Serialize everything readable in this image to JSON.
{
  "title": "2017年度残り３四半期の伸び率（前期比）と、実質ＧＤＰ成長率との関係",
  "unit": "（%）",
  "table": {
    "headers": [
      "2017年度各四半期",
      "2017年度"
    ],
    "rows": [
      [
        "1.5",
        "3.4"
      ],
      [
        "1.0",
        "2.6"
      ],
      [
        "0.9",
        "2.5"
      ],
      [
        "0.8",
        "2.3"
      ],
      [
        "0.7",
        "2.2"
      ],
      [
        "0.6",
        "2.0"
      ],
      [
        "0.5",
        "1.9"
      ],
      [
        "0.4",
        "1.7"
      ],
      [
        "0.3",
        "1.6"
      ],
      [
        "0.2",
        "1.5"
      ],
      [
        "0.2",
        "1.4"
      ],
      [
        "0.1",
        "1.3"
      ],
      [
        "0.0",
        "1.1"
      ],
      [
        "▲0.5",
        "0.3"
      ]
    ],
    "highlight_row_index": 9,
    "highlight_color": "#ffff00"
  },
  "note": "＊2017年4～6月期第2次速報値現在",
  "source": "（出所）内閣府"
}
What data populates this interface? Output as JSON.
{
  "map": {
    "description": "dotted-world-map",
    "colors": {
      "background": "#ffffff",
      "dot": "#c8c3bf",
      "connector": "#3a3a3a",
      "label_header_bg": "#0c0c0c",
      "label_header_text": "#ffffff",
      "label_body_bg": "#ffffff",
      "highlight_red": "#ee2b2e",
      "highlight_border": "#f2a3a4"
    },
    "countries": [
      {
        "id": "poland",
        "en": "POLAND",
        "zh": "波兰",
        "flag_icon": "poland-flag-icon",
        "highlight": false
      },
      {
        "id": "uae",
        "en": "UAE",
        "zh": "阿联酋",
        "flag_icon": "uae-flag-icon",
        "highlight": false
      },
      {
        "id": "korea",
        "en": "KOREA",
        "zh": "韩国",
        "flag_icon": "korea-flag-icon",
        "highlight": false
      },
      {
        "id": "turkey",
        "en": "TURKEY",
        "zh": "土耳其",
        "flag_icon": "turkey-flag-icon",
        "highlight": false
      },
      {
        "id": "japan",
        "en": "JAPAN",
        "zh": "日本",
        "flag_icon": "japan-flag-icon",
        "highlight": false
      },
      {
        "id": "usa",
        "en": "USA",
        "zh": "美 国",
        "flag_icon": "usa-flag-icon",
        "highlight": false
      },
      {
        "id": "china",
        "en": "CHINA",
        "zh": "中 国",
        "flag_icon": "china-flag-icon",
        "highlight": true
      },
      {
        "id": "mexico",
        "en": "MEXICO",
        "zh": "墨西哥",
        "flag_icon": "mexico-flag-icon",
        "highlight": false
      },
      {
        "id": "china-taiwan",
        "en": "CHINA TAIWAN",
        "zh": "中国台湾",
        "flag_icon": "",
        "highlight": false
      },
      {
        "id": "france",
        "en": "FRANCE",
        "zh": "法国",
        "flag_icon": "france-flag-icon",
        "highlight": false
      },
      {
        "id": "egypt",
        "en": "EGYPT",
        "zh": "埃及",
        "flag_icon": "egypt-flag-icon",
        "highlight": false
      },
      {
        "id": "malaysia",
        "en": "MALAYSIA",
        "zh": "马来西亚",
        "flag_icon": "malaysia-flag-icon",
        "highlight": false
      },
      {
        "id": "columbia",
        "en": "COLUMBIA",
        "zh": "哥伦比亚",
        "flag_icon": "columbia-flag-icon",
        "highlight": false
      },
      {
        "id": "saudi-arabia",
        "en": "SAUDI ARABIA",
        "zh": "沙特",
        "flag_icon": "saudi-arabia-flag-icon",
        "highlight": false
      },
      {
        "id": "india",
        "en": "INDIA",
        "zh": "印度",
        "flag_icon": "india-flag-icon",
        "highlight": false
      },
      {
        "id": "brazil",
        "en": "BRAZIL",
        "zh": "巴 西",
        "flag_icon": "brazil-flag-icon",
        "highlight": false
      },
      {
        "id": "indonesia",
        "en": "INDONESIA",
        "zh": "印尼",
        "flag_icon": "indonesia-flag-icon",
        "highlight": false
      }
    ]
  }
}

+ + + +

→ **Job**
Copy out every line of the data above, exactly as given.

→ **Problem solution**
Serialize everything readable in this image to JSON.
{
  "title": "2017年度残り３四半期の伸び率（前期比）と、実質ＧＤＰ成長率との関係",
  "unit": "（%）",
  "table": {
    "headers": [
      "2017年度各四半期",
      "2017年度"
    ],
    "rows": [
      [
        "1.5",
        "3.4"
      ],
      [
        "1.0",
        "2.6"
      ],
      [
        "0.9",
        "2.5"
      ],
      [
        "0.8",
        "2.3"
      ],
      [
        "0.7",
        "2.2"
      ],
      [
        "0.6",
        "2.0"
      ],
      [
        "0.5",
        "1.9"
      ],
      [
        "0.4",
        "1.7"
      ],
      [
        "0.3",
        "1.6"
      ],
      [
        "0.2",
        "1.5"
      ],
      [
        "0.2",
        "1.4"
      ],
      [
        "0.1",
        "1.3"
      ],
      [
        "0.0",
        "1.1"
      ],
      [
        "▲0.5",
        "0.3"
      ]
    ],
    "highlight_row_index": 9,
    "highlight_color": "#ffff00"
  },
  "note": "＊2017年4～6月期第2次速報値現在",
  "source": "（出所）内閣府"
}
What data populates this interface? Output as JSON.
{
  "map": {
    "description": "dotted-world-map",
    "colors": {
      "background": "#ffffff",
      "dot": "#c8c3bf",
      "connector": "#3a3a3a",
      "label_header_bg": "#0c0c0c",
      "label_header_text": "#ffffff",
      "label_body_bg": "#ffffff",
      "highlight_red": "#ee2b2e",
      "highlight_border": "#f2a3a4"
    },
    "countries": [
      {
        "id": "poland",
        "en": "POLAND",
        "zh": "波兰",
        "flag_icon": "poland-flag-icon",
        "highlight": false
      },
      {
        "id": "uae",
        "en": "UAE",
        "zh": "阿联酋",
        "flag_icon": "uae-flag-icon",
        "highlight": false
      },
      {
        "id": "korea",
        "en": "KOREA",
        "zh": "韩国",
        "flag_icon": "korea-flag-icon",
        "highlight": false
      },
      {
        "id": "turkey",
        "en": "TURKEY",
        "zh": "土耳其",
        "flag_icon": "turkey-flag-icon",
        "highlight": false
      },
      {
        "id": "japan",
        "en": "JAPAN",
        "zh": "日本",
        "flag_icon": "japan-flag-icon",
        "highlight": false
      },
      {
        "id": "usa",
        "en": "USA",
        "zh": "美 国",
        "flag_icon": "usa-flag-icon",
        "highlight": false
      },
      {
        "id": "china",
        "en": "CHINA",
        "zh": "中 国",
        "flag_icon": "china-flag-icon",
        "highlight": true
      },
      {
        "id": "mexico",
        "en": "MEXICO",
        "zh": "墨西哥",
        "flag_icon": "mexico-flag-icon",
        "highlight": false
      },
      {
        "id": "china-taiwan",
        "en": "CHINA TAIWAN",
        "zh": "中国台湾",
        "flag_icon": "",
        "highlight": false
      },
      {
        "id": "france",
        "en": "FRANCE",
        "zh": "法国",
        "flag_icon": "france-flag-icon",
        "highlight": false
      },
      {
        "id": "egypt",
        "en": "EGYPT",
        "zh": "埃及",
        "flag_icon": "egypt-flag-icon",
        "highlight": false
      },
      {
        "id": "malaysia",
        "en": "MALAYSIA",
        "zh": "马来西亚",
        "flag_icon": "malaysia-flag-icon",
        "highlight": false
      },
      {
        "id": "columbia",
        "en": "COLUMBIA",
        "zh": "哥伦比亚",
        "flag_icon": "columbia-flag-icon",
        "highlight": false
      },
      {
        "id": "saudi-arabia",
        "en": "SAUDI ARABIA",
        "zh": "沙特",
        "flag_icon": "saudi-arabia-flag-icon",
        "highlight": false
      },
      {
        "id": "india",
        "en": "INDIA",
        "zh": "印度",
        "flag_icon": "india-flag-icon",
        "highlight": false
      },
      {
        "id": "brazil",
        "en": "BRAZIL",
        "zh": "巴 西",
        "flag_icon": "brazil-flag-icon",
        "highlight": false
      },
      {
        "id": "indonesia",
        "en": "INDONESIA",
        "zh": "印尼",
        "flag_icon": "indonesia-flag-icon",
        "highlight": false
      }
    ]
  }
}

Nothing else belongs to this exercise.